● **RECORDS FOR THE TASK**
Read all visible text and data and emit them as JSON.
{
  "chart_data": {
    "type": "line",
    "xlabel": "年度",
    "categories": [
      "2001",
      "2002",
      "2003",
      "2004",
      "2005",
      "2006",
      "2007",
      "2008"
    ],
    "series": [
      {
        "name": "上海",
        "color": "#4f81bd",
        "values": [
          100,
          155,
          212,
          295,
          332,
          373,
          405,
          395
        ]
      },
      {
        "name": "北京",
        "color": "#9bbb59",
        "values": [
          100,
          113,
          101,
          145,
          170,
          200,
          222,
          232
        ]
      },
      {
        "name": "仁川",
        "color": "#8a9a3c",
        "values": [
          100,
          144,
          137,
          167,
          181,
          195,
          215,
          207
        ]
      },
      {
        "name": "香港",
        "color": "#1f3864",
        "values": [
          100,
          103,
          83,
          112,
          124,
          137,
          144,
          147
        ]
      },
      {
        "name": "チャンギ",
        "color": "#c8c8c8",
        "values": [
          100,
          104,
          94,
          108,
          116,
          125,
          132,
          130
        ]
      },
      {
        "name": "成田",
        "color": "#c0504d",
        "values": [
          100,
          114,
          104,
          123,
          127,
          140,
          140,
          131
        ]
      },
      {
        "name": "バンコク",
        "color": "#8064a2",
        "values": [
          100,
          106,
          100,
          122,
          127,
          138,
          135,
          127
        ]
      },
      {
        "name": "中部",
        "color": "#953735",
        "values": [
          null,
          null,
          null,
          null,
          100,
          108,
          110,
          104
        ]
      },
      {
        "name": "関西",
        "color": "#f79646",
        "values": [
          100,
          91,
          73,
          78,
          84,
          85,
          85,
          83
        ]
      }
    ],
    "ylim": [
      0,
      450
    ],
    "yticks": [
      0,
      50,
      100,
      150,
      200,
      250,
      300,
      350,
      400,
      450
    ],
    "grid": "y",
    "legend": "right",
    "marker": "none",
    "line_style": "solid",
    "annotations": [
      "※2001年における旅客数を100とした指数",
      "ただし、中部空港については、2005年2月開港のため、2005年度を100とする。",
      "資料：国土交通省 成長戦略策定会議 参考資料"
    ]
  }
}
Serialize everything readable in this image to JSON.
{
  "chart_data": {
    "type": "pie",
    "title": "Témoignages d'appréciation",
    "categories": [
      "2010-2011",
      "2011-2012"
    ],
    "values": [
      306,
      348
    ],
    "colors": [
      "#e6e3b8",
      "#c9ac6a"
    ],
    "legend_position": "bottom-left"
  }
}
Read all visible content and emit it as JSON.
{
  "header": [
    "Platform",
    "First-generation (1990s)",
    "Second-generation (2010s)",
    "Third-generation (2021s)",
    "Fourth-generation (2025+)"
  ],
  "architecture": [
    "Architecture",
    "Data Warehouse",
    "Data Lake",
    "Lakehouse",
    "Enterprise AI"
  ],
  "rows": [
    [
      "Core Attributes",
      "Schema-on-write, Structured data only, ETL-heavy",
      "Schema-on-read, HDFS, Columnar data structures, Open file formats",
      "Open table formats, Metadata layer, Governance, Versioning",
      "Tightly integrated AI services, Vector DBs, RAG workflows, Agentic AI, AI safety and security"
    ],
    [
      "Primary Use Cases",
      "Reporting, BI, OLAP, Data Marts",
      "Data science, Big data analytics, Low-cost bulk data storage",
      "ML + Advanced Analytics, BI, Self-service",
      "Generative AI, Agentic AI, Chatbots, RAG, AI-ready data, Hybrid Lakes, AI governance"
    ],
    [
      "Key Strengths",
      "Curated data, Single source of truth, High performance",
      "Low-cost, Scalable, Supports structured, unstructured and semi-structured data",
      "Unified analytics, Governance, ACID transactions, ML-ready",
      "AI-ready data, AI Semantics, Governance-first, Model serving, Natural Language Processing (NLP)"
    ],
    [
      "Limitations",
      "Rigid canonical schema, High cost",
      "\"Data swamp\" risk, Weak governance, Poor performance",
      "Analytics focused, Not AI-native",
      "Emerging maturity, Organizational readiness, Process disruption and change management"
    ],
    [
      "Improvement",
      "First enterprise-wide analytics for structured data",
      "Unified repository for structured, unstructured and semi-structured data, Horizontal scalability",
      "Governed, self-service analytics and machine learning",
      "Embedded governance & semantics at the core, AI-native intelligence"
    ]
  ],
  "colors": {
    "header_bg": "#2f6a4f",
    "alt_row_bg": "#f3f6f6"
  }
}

● **EXERCISE DESCRIPTION**
From the listing above, copy every line that holds the string "Unified".

● **WORKED ANSWER**
      "Unified analytics, Governance, ACID transactions, ML-ready",
      "Unified repository for structured, unstructured and semi-structured data, Horizontal scalability",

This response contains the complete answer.